• _文档片段_

..........

每天迁移MySQL历史数据到历史库Python脚本


Posted in Python onApril 13, 2018

本文实例为大家分享了Python每天迁移MySQL历史数据到历史库的具体代码,供大家参考,具体内容如下

#!/usr/bin/env python 
# coding:utf-8 
__author__ = 'John' 
 

import MySQLdb 
import sys 
import datetime 
import time 
 
class ClassMigrate(object): 
  def _get_argv(self): 
    self.usage = """ 
      usage(): 
      python daily_migration.py --source=192.168.1.4:3306/db_name:tab_name/proxy/password \\ 
                    --dest=192.168.1.150:13301/db_name_archive:tab_name_201601/proxy/password \\ 
                    --delete_strategy=delete --primary_key=auto_id --date_col=ut --time_interval=180 
      """ 
    if len(sys.argv) == 1: 
      print self.usage 
      sys.exit(1) 
    elif sys.argv[1] == '--help' or sys.argv[1] == '-h': 
        print self.usage 
        sys.exit() 
    elif len(sys.argv) > 2: 
      for i in sys.argv[1:]: 
        _argv = i.split('=') 
        if _argv[0] == '--source': 
          _list = _argv[1].split('/') 
          self.source_host = _list[0].split(':')[0] 
          self.source_port = int(_list[0].split(':')[1]) 
          self.source_db = _list[1].split(':')[0] 
          self.source_tab = _list[1].split(':')[1] 
          self.source_user = _list[2] 
          self.source_password = _list[3] 
        elif _argv[0] == '--dest': 
          _list = _argv[1].split('/') 
          self.dest_host = _list[0].split(':')[0] 
          self.dest_port = int(_list[0].split(':')[1]) 
          self.dest_db = _list[1].split(':')[0] 
          self.dest_tab = _list[1].split(':')[1] 
          self.dest_user = _list[2] 
          self.dest_password = _list[3] 
        elif _argv[0] == '--delete_strategy': 
          self.deleteStrategy = _argv[1] 
          if self.deleteStrategy not in ('delete', 'drop'): 
            print (self.usage) 
            sys.exit(1)

..........

• _数据摘录_

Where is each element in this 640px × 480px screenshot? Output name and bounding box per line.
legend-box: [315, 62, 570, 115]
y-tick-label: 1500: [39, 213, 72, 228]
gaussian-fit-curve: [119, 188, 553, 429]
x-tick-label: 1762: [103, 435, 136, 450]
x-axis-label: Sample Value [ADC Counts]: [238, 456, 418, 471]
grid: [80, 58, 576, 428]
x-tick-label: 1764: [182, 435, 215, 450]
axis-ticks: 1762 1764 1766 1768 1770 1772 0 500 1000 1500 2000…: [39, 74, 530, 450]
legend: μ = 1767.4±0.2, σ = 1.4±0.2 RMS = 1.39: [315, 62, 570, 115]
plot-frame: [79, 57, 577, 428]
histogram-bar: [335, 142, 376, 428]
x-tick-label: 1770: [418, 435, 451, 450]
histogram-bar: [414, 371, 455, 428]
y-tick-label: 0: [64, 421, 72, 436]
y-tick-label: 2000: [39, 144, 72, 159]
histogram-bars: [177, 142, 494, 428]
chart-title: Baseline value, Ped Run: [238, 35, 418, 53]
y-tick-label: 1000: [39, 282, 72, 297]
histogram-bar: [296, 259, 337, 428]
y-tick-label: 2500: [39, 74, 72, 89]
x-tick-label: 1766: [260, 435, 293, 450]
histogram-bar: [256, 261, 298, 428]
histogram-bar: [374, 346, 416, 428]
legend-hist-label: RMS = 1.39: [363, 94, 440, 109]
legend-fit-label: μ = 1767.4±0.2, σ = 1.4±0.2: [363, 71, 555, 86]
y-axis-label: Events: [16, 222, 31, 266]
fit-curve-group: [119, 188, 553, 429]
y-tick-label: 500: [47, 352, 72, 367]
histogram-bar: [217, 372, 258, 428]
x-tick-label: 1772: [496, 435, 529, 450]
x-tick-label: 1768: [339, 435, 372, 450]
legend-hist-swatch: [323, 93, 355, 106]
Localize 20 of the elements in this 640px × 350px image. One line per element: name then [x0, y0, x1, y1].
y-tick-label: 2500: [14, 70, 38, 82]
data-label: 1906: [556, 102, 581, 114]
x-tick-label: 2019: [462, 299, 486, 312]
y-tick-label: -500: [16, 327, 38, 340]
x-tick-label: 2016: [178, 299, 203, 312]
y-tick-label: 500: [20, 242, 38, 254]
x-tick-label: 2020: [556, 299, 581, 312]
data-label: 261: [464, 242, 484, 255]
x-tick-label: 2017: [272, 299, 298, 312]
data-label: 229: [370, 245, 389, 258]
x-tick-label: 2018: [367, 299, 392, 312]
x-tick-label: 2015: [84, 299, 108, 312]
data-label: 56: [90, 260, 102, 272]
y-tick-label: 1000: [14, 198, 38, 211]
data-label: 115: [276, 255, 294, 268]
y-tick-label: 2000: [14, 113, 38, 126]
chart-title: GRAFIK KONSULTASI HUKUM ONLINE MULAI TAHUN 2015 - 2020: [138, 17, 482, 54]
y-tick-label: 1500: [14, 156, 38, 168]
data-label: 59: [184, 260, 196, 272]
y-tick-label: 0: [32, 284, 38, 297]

..........

• _任务_
A - 根据MySQL数据迁移脚本回答下列问题：
(i) 这篇文章的发布日期是哪天？
(ii) 参数 --delete_strategy 只接受哪两个取值？
(iii) usage 示例里 --time_interval 设的是多少？
B - 请从MySQL数据迁移脚本的最后一行往下续写代码。

• _参考答案_
A -
(i) 2018年4月13日（April 13, 2018）。
(ii) delete 和 drop。
(iii) 180。

B -
        elif _argv[0] == '--primary_key': 
          self.pk = _argv[1] 
        elif _argv[0] == '--date_col': 
          self.date_col = _argv[1] 
        elif _argv[0] == '--time_interval': 
          self.interval = _argv[1] 
        else: 
          print (self.usage) 
          sys.exit(1) 
 
  def __init__(self): 
    self._get_argv() 
## -------------------------------------------------------------------- 
    self.sourcedb_conn_str = MySQLdb.connect(host=self.source_host, port=self.source_port, user=self.source_user, passwd=self.source_password, db=self.source_db, charset='utf8') 
    self.sourcedb_conn_str.autocommit(True) 
    self.destdb_conn_str = MySQLdb.connect(host=self.dest_host, port=self.dest_port, user=self.dest_user, passwd=self.dest_password, db=self.dest_db, charset='utf8') 
    self.destdb_conn_str.autocommit(True) 
## -------------------------------------------------------------------- 
    self.template_tab = self.source_tab + '_template' 
    self.step_size = 20000 
## -------------------------------------------------------------------- 
    self._migCompleteState = False 
    self._deleteCompleteState = False 
## -------------------------------------------------------------------- 
    self.source_cnt = '' 
    self.source_min_id = '' 
    self.source_max_id = '' 
    self.source_checksum = '' 
    self.dest_cn = '' 
## -------------------------------------------------------------------- 
    self.today = time.strftime("%Y-%m-%d") 
    # self.today = '2016-05-30 09:59:40' 

def sourcedb_query(self, sql, sql_type): 
    try: 
      cr = self.sourcedb_conn_str.cursor() 
      cr.execute(sql) 
      if sql_type == 'select': 
        return cr.fetchall() 
      elif sql_type == 'dml': 
        rows = self.sourcedb_conn_str.affected_rows() 
        return rows 
      else: 
        return True 
    except Exception, e: 
      print (str(e) + "<br>") 
      return False 
    finally: 
      cr.close() 

  def destdb_query(self, sql, sql_type, values=''): 
    try: 
      cr = self.destdb_conn_str.cursor() 
      if sql_type == 'select': 
        cr.execute(sql) 
        return cr.fetchall() 
      elif sql_type == 'insertmany': 
        cr.executemany(sql, values) 
        rows = self.destdb_conn_str.affected_rows() 
        return rows 
      else: 
        cr.execute(sql)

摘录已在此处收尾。